* [The request]: Below are the records; pull every line that includes "background".

Raw records:
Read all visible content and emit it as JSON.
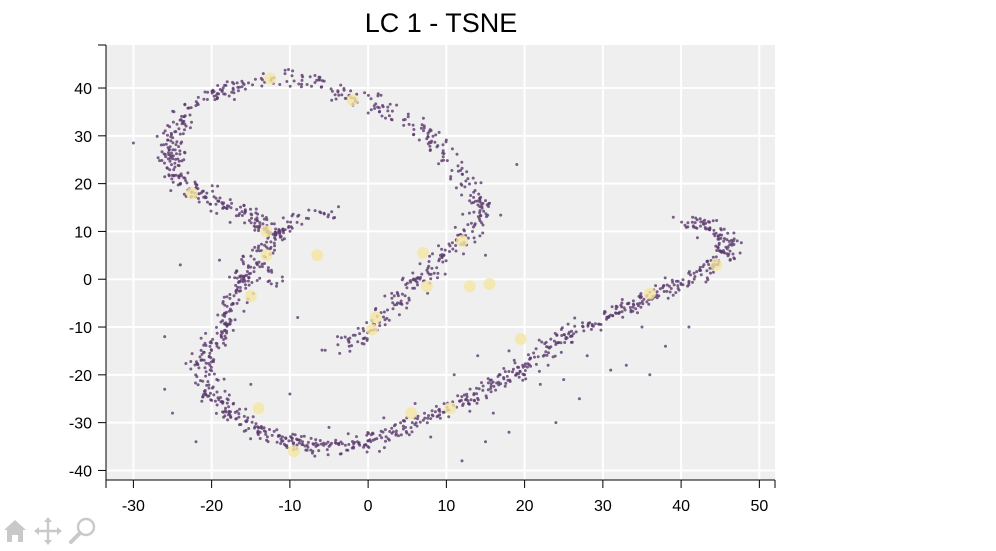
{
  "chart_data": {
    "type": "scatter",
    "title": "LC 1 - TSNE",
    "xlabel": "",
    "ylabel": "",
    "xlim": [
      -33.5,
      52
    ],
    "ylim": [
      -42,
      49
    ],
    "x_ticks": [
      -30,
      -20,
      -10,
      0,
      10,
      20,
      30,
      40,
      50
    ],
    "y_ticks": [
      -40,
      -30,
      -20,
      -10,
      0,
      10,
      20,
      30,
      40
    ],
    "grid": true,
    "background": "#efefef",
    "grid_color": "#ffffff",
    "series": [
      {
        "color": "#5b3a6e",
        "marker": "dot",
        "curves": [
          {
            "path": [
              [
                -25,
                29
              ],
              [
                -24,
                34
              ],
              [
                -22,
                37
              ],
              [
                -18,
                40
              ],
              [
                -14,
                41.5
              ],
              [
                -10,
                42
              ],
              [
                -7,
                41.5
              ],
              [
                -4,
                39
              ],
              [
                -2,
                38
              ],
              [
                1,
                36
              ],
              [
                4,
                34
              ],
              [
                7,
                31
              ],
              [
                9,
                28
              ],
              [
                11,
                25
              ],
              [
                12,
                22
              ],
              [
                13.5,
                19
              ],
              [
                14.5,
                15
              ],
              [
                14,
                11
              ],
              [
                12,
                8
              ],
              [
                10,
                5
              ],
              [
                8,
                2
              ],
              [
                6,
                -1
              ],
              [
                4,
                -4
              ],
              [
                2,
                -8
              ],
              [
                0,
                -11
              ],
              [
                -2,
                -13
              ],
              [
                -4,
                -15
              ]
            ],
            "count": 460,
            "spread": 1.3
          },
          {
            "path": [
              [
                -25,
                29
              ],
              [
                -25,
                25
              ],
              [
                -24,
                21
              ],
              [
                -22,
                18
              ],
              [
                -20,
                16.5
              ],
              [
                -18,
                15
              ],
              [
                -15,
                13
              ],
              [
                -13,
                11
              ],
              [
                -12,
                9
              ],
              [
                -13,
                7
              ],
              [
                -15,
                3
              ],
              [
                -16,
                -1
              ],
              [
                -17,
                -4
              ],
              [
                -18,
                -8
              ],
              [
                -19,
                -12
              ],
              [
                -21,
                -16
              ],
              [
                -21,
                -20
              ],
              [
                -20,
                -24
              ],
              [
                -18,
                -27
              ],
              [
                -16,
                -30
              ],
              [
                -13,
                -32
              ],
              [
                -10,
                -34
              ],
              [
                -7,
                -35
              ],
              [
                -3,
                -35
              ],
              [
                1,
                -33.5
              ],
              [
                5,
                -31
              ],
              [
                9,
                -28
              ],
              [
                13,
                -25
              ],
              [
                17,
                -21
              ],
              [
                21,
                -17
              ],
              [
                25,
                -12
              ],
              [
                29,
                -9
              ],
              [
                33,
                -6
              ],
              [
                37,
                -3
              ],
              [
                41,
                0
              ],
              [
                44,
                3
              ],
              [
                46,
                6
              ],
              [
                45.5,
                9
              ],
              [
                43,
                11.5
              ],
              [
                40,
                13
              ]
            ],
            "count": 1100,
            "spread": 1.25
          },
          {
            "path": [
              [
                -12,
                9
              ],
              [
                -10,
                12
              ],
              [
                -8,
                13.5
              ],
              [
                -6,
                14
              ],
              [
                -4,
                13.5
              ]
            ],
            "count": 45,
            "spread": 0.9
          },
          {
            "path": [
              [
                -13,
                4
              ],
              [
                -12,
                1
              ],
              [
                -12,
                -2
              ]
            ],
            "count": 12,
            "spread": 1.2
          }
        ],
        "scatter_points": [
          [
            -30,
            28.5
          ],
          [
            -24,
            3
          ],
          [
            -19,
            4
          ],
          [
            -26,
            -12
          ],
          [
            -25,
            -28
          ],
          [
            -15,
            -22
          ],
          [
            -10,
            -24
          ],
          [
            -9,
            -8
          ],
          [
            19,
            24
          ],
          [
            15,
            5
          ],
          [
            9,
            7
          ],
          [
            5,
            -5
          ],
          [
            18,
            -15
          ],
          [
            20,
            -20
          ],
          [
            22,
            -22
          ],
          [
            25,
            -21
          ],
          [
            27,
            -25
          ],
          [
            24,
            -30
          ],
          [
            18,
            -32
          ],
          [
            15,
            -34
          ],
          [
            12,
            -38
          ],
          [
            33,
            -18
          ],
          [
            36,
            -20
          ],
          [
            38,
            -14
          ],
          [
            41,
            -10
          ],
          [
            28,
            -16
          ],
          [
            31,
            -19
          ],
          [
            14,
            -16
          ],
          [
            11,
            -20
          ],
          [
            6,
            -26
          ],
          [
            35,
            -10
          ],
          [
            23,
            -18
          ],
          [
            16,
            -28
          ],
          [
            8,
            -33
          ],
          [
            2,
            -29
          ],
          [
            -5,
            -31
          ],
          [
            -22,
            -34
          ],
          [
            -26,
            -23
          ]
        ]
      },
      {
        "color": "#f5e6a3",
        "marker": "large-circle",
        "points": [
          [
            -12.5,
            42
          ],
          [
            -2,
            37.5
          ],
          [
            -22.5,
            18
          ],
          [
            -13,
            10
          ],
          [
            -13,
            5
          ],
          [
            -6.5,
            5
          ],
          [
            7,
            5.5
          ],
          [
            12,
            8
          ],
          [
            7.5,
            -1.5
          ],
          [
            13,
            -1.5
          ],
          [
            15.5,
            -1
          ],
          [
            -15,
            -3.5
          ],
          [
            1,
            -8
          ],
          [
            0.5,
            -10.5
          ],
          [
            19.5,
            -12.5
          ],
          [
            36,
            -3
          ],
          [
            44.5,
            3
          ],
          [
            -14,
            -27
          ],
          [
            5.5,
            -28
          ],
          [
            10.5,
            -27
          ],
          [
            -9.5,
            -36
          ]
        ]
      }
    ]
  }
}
==
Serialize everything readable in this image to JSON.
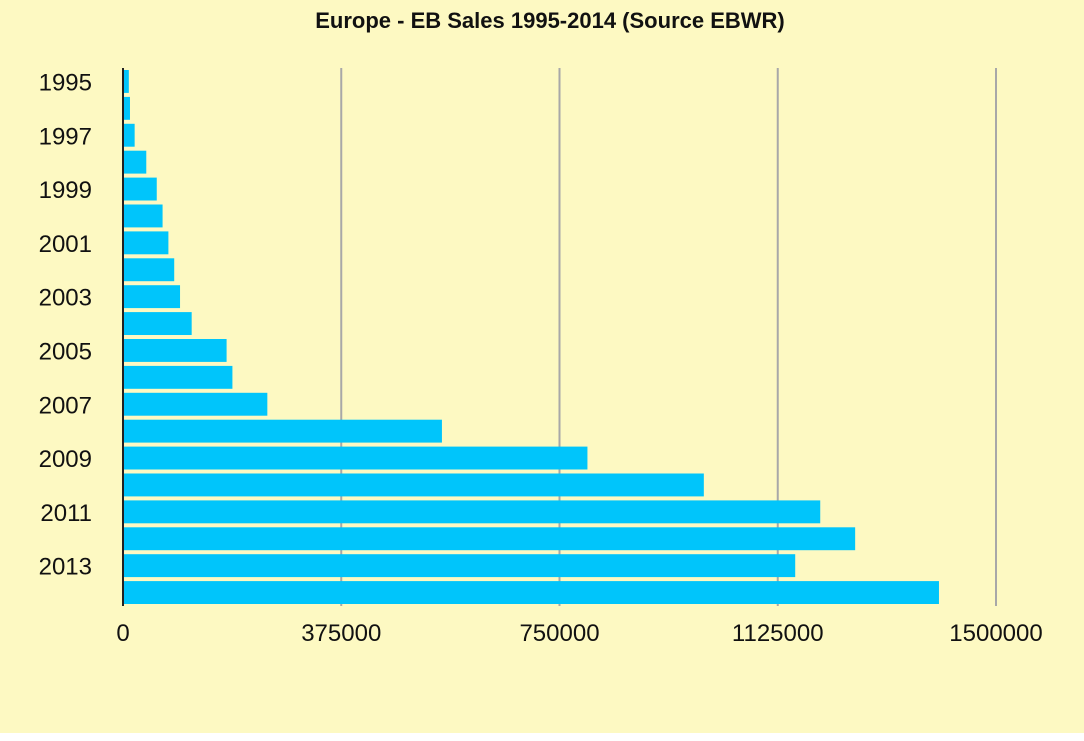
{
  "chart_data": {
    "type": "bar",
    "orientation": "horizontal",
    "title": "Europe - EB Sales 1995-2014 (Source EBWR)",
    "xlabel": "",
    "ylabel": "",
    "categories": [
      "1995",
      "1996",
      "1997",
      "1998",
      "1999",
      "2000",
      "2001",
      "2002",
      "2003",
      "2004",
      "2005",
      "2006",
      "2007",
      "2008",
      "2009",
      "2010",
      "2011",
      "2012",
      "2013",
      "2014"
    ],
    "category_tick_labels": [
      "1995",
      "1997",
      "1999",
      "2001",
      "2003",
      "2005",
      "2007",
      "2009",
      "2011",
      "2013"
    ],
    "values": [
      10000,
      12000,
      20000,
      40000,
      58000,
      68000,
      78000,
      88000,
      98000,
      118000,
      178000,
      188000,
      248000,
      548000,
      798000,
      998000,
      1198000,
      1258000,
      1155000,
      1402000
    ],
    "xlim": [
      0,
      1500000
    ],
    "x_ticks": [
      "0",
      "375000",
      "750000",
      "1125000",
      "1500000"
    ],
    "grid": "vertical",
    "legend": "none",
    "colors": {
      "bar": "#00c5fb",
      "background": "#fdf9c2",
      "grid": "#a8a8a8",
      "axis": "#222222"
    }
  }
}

* [Output below]:
    "background": "#efefef",
      "background": "#fdf9c2",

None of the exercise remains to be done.